JOB:
Set down the records once more, please, exactly and with the pictures left out.

----- DATA PROVIDED -----

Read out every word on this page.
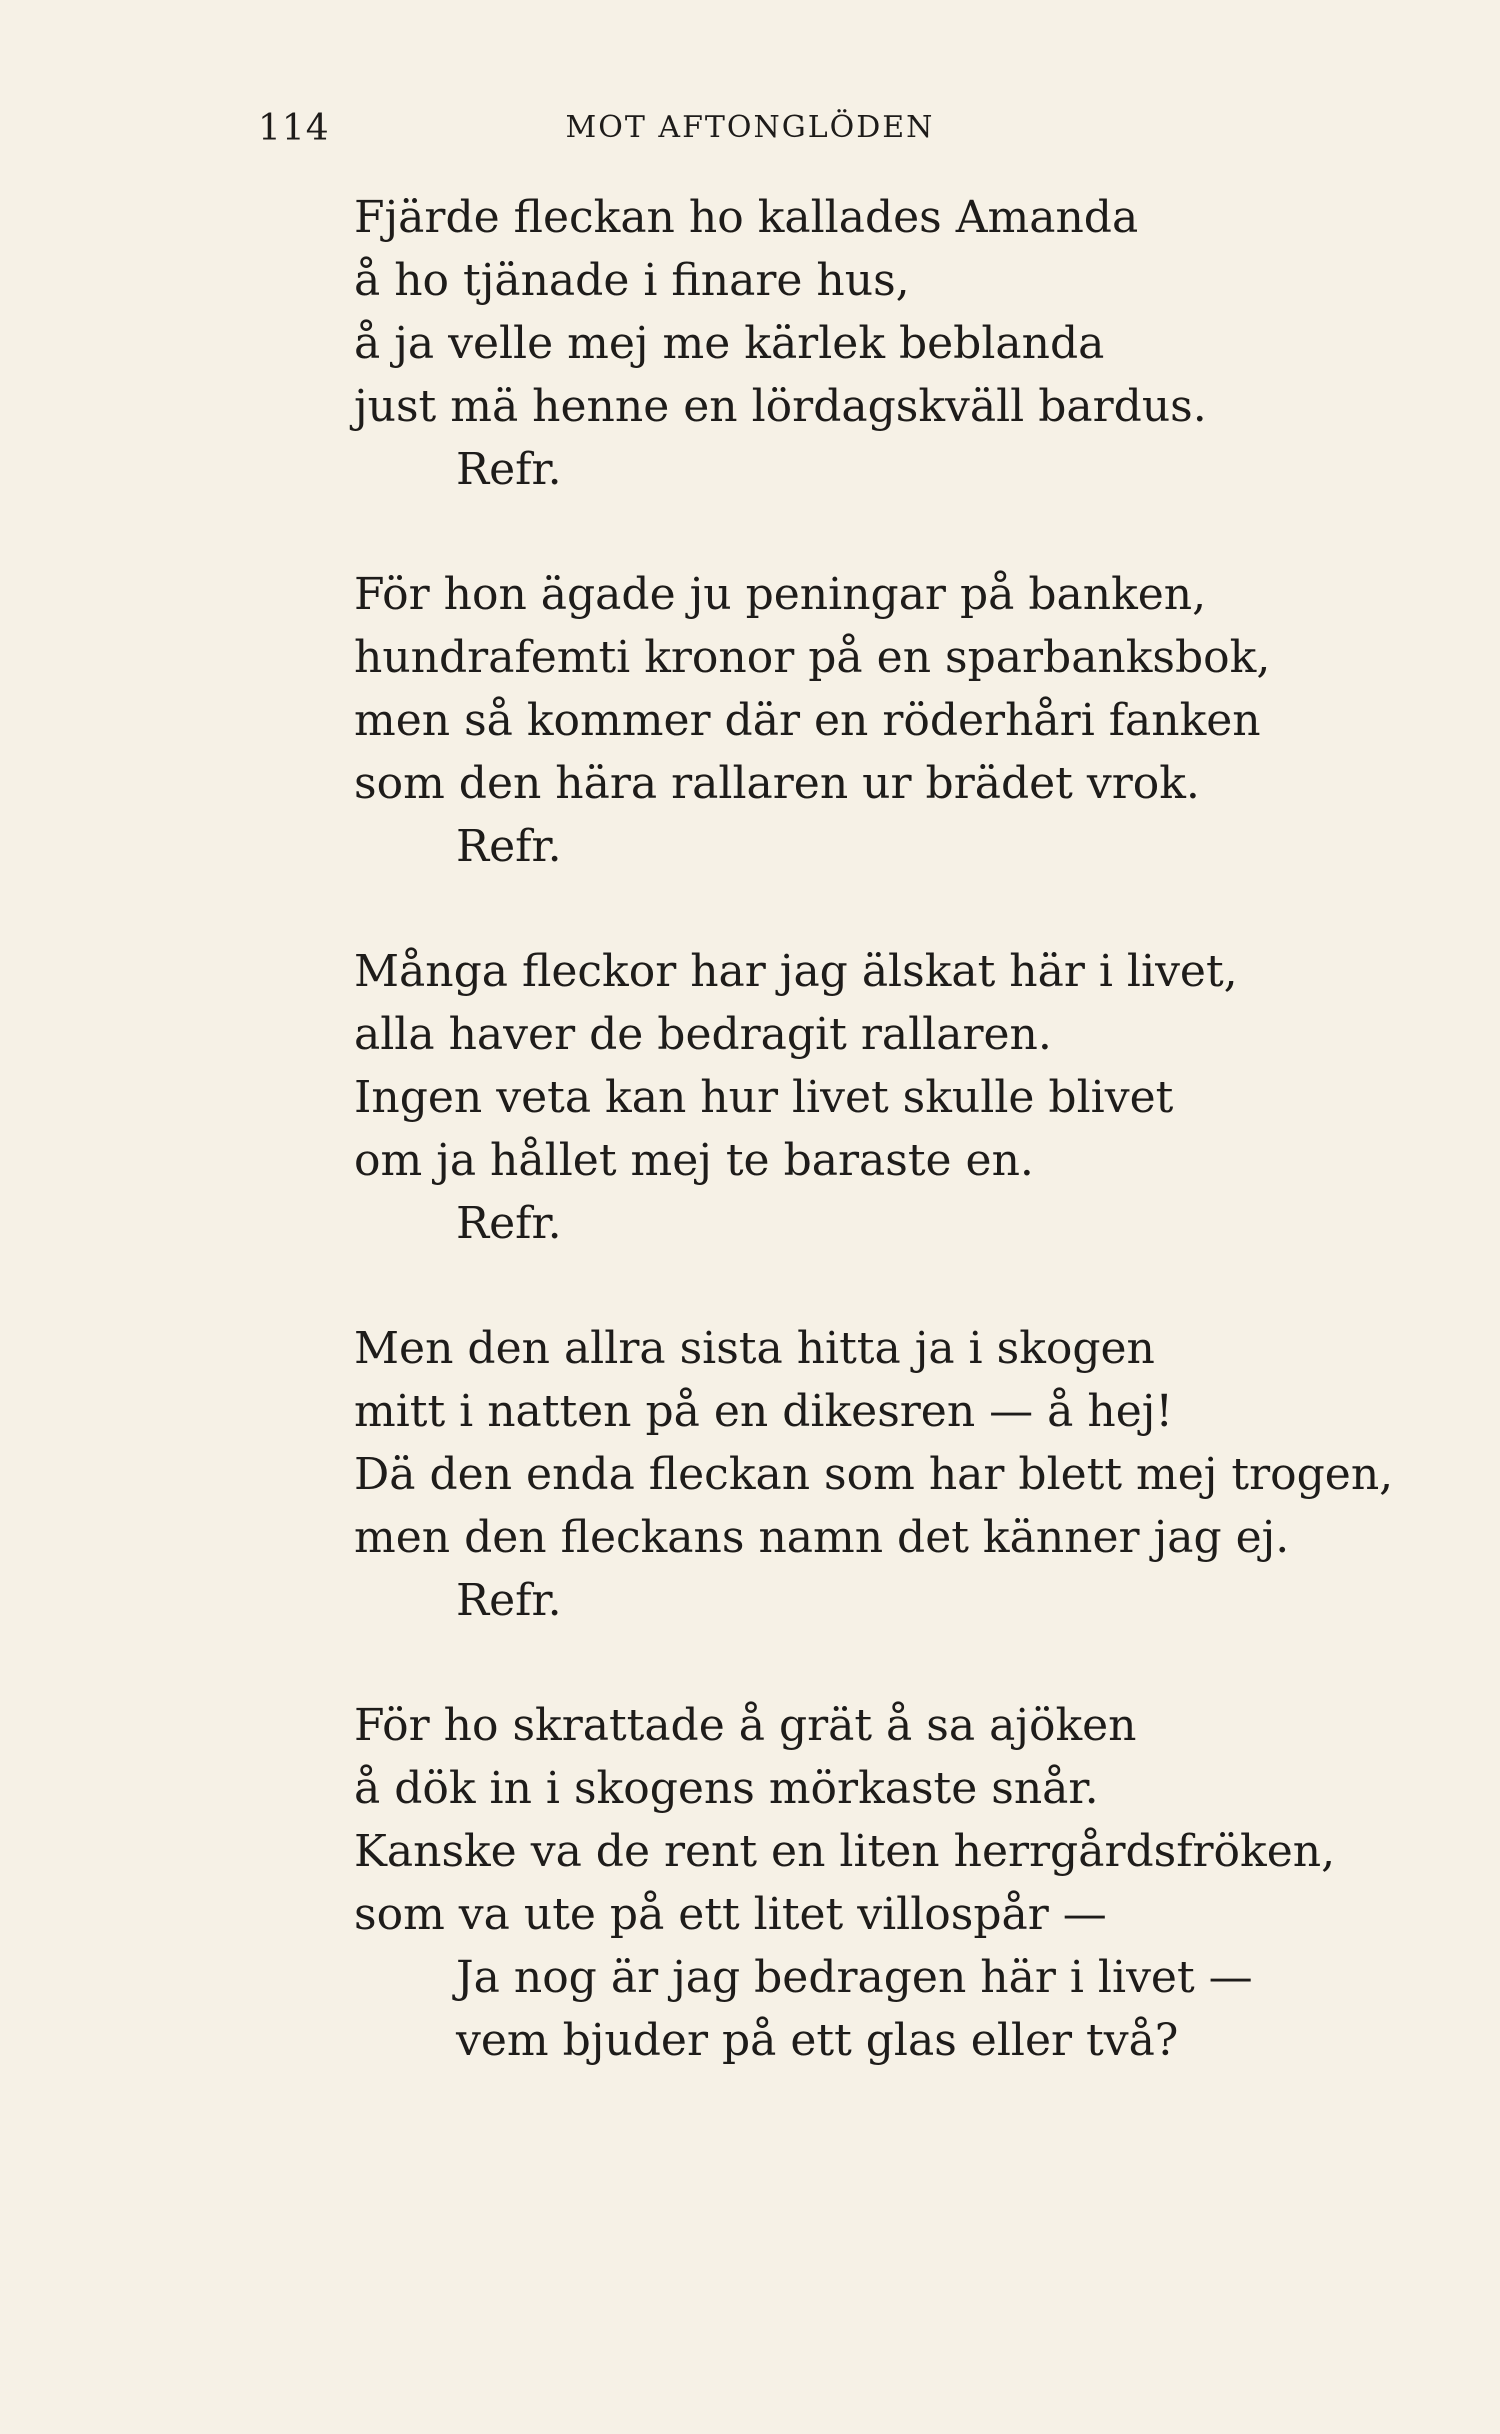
114	MOT AFTONGLÖDEN
Fjärde fleckan ho kallades Amanda
å ho tjänade i finare hus,
å ja velle mej me kärlek beblanda
just mä henne en lördagskväll bardus.
Refr.
För hon ägade ju peningar på banken,
hundrafemti kronor på en sparbanksbok,
men så kommer där en röderhåri fanken
som den hära rallaren ur brädet vrok.
Refr.
Många fleckor har jag älskat här i livet,
alla haver de bedragit rallaren.
Ingen veta kan hur livet skulle blivet
om ja hållet mej te baraste en.
Refr.
Men den allra sista hitta ja i skogen
mitt i natten på en dikesren — å hej!
Dä den enda fleckan som har blett mej trogen,
men den fleckans namn det känner jag ej.
Refr.
För ho skrattade å grät å sa ajöken
å dök in i skogens mörkaste snår.
Kanske va de rent en liten herrgårdsfröken,
som va ute på ett litet villospår —
Ja nog är jag bedragen här i livet —
vem bjuder på ett glas eller två?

-----

OUTPUT OF THE TASK:
Read out every word on this page.
114	MOT AFTONGLÖDEN
Fjärde fleckan ho kallades Amanda
å ho tjänade i finare hus,
å ja velle mej me kärlek beblanda
just mä henne en lördagskväll bardus.
Refr.
För hon ägade ju peningar på banken,
hundrafemti kronor på en sparbanksbok,
men så kommer där en röderhåri fanken
som den hära rallaren ur brädet vrok.
Refr.
Många fleckor har jag älskat här i livet,
alla haver de bedragit rallaren.
Ingen veta kan hur livet skulle blivet
om ja hållet mej te baraste en.
Refr.
Men den allra sista hitta ja i skogen
mitt i natten på en dikesren — å hej!
Dä den enda fleckan som har blett mej trogen,
men den fleckans namn det känner jag ej.
Refr.
För ho skrattade å grät å sa ajöken
å dök in i skogens mörkaste snår.
Kanske va de rent en liten herrgårdsfröken,
som va ute på ett litet villospår —
Ja nog är jag bedragen här i livet —
vem bjuder på ett glas eller två?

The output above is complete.